» **Exercise prompt**: Return all the entries exactly, keeping pictures out.

» **Provided records**:
· · ·
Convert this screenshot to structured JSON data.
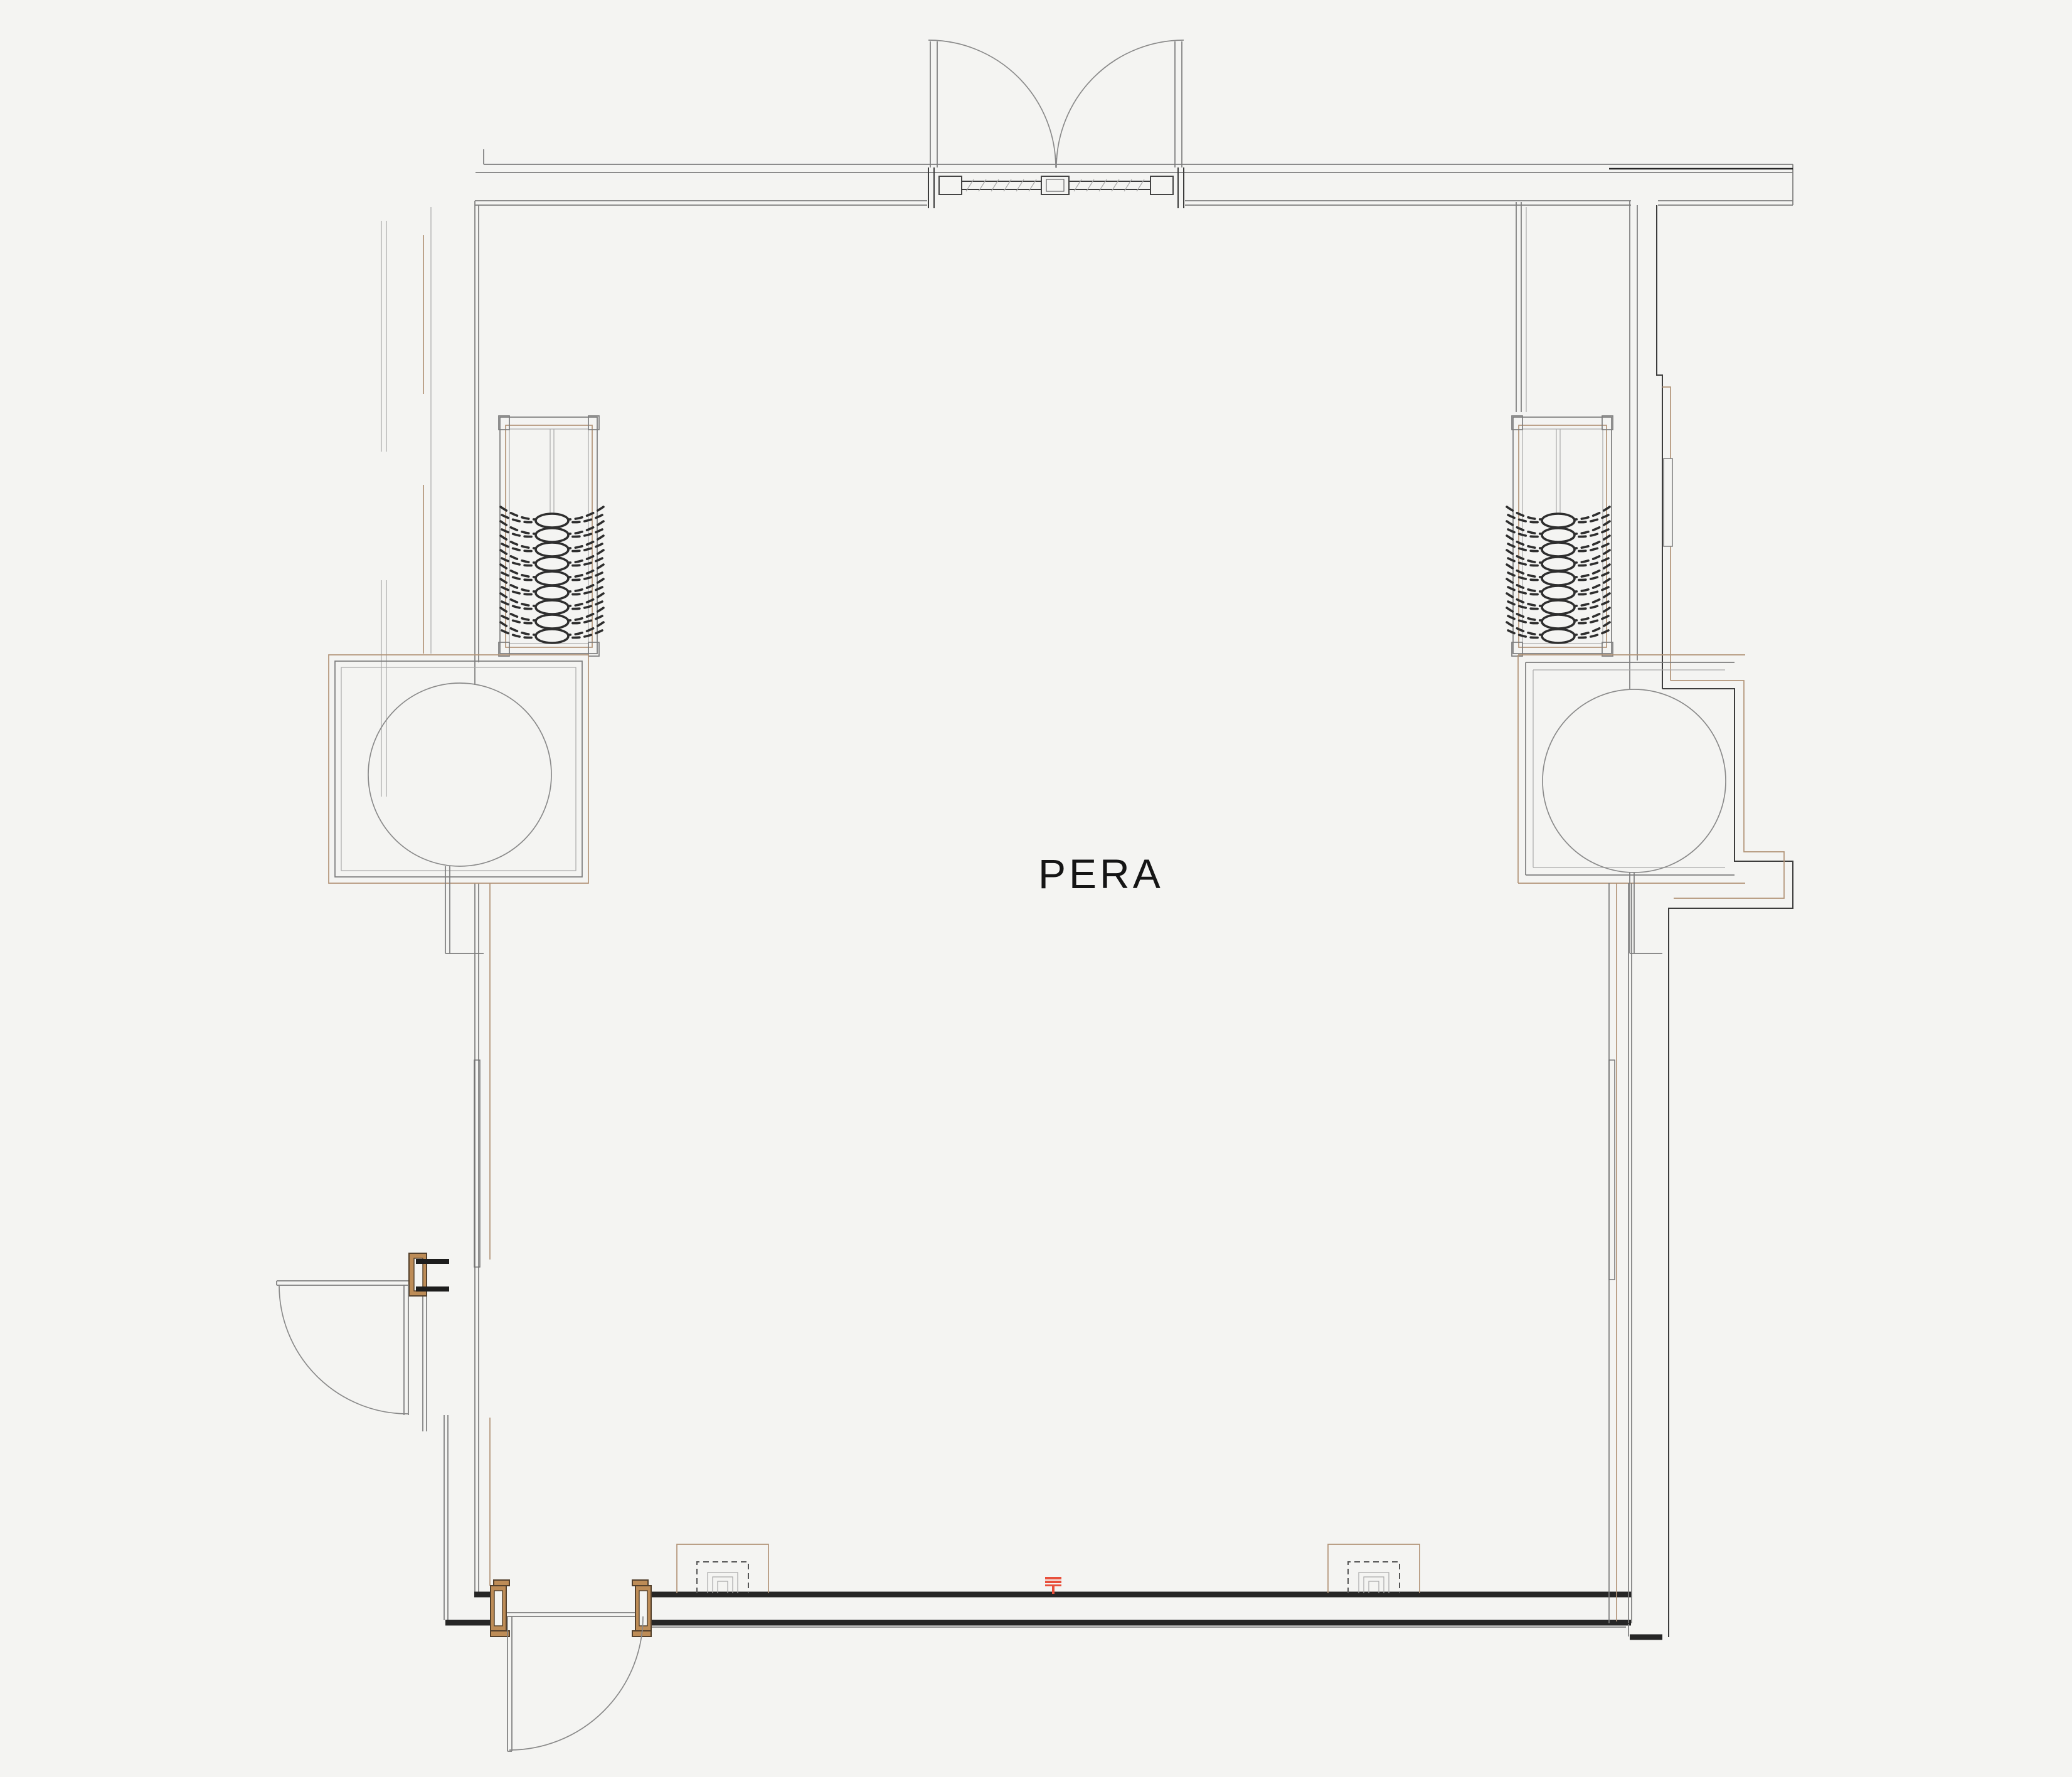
{
  "room_label": "PERA",
  "palette": {
    "background": "#f4f4f2",
    "wall_line": "#7d7d7d",
    "wall_dark": "#262626",
    "trim_tan": "#b29478",
    "door_frame_fill": "#bd8c57",
    "door_frame_edge": "#53402c",
    "hanger_dark": "#2e2e2e",
    "marker_red": "#e8503c",
    "label_text": "#151515"
  },
  "elements": {
    "entry_door_type": "double-swing",
    "side_doors": 2,
    "coat_racks": 2,
    "hangers_per_rack": 9,
    "round_columns": 2,
    "floor_boxes": 2,
    "survey_markers": 1
  }
}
· · ·
» **Exercise response**:
Convert this screenshot to structured JSON data.
{
  "room_label": "PERA",
  "palette": {
    "background": "#f4f4f2",
    "wall_line": "#7d7d7d",
    "wall_dark": "#262626",
    "trim_tan": "#b29478",
    "door_frame_fill": "#bd8c57",
    "door_frame_edge": "#53402c",
    "hanger_dark": "#2e2e2e",
    "marker_red": "#e8503c",
    "label_text": "#151515"
  },
  "elements": {
    "entry_door_type": "double-swing",
    "side_doors": 2,
    "coat_racks": 2,
    "hangers_per_rack": 9,
    "round_columns": 2,
    "floor_boxes": 2,
    "survey_markers": 1
  }
}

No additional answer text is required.